(CHALLENGE): Your task is to copy every line of the records below that contains "researches".

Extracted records
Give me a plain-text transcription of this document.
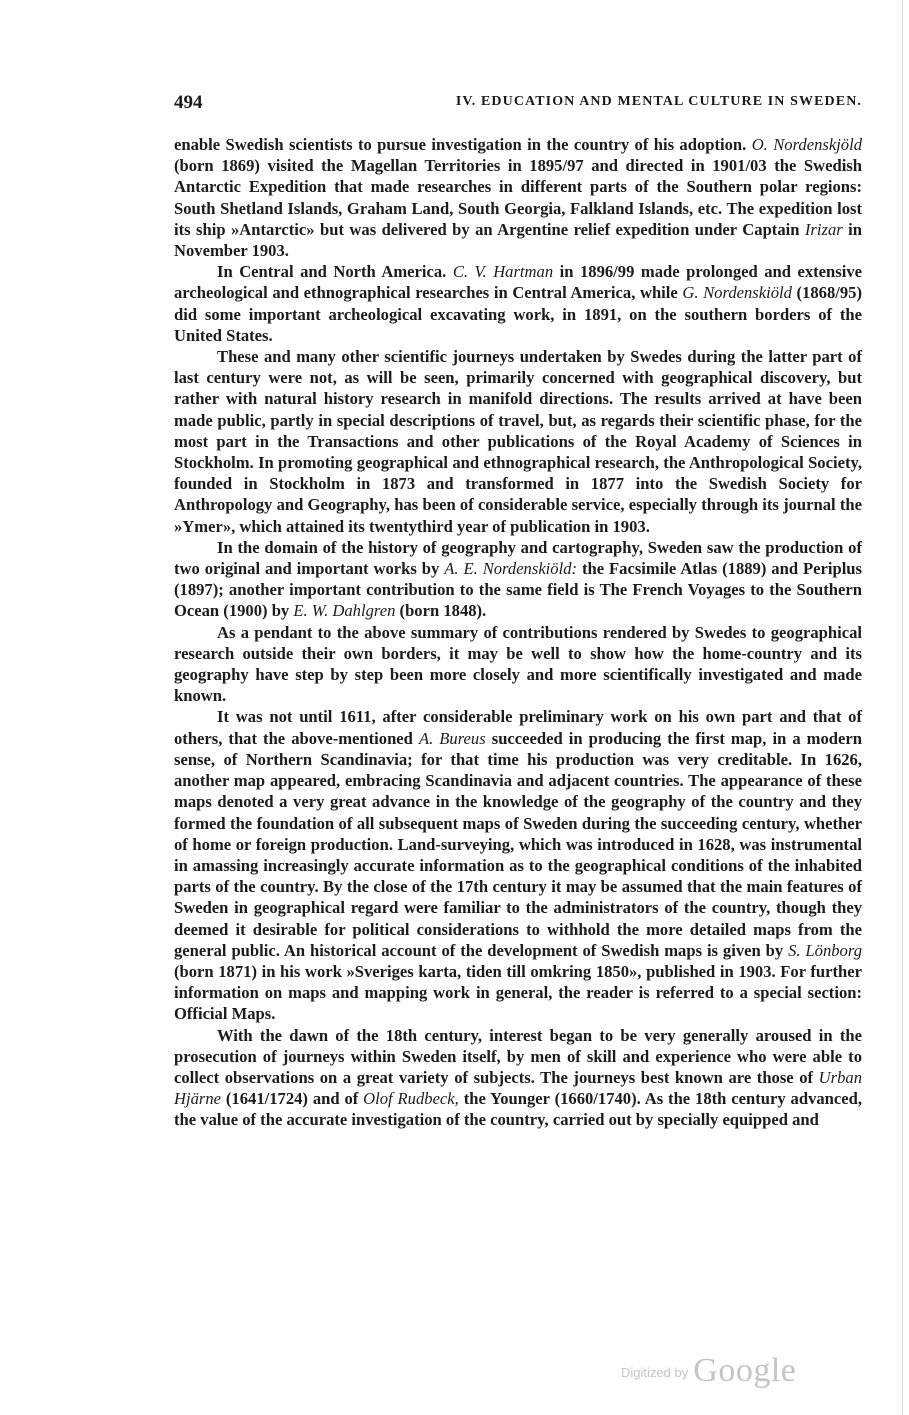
494	IV. EDUCATION AND MENTAL CULTURE IN SWEDEN.

enable Swedish scientists to pursue investigation in the country of his adoption. O. Nordenskjöld (born 1869) visited the Magellan Territories in 1895/97 and directed in 1901/03 the Swedish Antarctic Expedition that made researches in different parts of the Southern polar regions: South Shetland Islands, Graham Land, South Georgia, Falkland Islands, etc. The expedition lost its ship »Antarctic» but was delivered by an Argentine relief expedition under Captain Irizar in November 1903.

In Central and North America. C. V. Hartman in 1896/99 made prolonged and extensive archeological and ethnographical researches in Central America, while G. Nordenskiöld (1868/95) did some important archeological excavating work, in 1891, on the southern borders of the United States.

These and many other scientific journeys undertaken by Swedes during the latter part of last century were not, as will be seen, primarily concerned with geographical discovery, but rather with natural history research in manifold directions. The results arrived at have been made public, partly in special descriptions of travel, but, as regards their scientific phase, for the most part in the Transactions and other publications of the Royal Academy of Sciences in Stockholm. In promoting geographical and ethnographical research, the Anthropological Society, founded in Stockholm in 1873 and transformed in 1877 into the Swedish Society for Anthropology and Geography, has been of considerable service, especially through its journal the »Ymer», which attained its twentythird year of publication in 1903.

In the domain of the history of geography and cartography, Sweden saw the production of two original and important works by A. E. Nordenskiöld: the Facsimile Atlas (1889) and Periplus (1897); another important contribution to the same field is The French Voyages to the Southern Ocean (1900) by E. W. Dahlgren (born 1848).

As a pendant to the above summary of contributions rendered by Swedes to geographical research outside their own borders, it may be well to show how the home-country and its geography have step by step been more closely and more scientifically investigated and made known.

It was not until 1611, after considerable preliminary work on his own part and that of others, that the above-mentioned A. Bureus succeeded in producing the first map, in a modern sense, of Northern Scandinavia; for that time his production was very creditable. In 1626, another map appeared, embracing Scandinavia and adjacent countries. The appearance of these maps denoted a very great advance in the knowledge of the geography of the country and they formed the foundation of all subsequent maps of Sweden during the succeeding century, whether of home or foreign production. Land-surveying, which was introduced in 1628, was instrumental in amassing increasingly accurate information as to the geographical conditions of the inhabited parts of the country. By the close of the 17th century it may be assumed that the main features of Sweden in geographical regard were familiar to the administrators of the country, though they deemed it desirable for political considerations to withhold the more detailed maps from the general public. An historical account of the development of Swedish maps is given by S. Lönborg (born 1871) in his work »Sveriges karta, tiden till omkring 1850», published in 1903. For further information on maps and mapping work in general, the reader is referred to a special section: Official Maps.

With the dawn of the 18th century, interest began to be very generally aroused in the prosecution of journeys within Sweden itself, by men of skill and experience who were able to collect observations on a great variety of subjects. The journeys best known are those of Urban Hjärne (1641/1724) and of Olof Rudbeck, the Younger (1660/1740). As the 18th century advanced, the value of the accurate investigation of the country, carried out by specially equipped and

$^{Digitized by}$ Google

(RESPONSE TO THE EXERCISE):
enable Swedish scientists to pursue investigation in the country of his adoption. O. Nordenskjöld (born 1869) visited the Magellan Territories in 1895/97 and directed in 1901/03 the Swedish Antarctic Expedition that made researches in different parts of the Southern polar regions: South Shetland Islands, Graham Land, South Georgia, Falkland Islands, etc. The expedition lost its ship »Antarctic» but was delivered by an Argentine relief expedition under Captain Irizar in November 1903.
In Central and North America. C. V. Hartman in 1896/99 made prolonged and extensive archeological and ethnographical researches in Central America, while G. Nordenskiöld (1868/95) did some important archeological excavating work, in 1891, on the southern borders of the United States.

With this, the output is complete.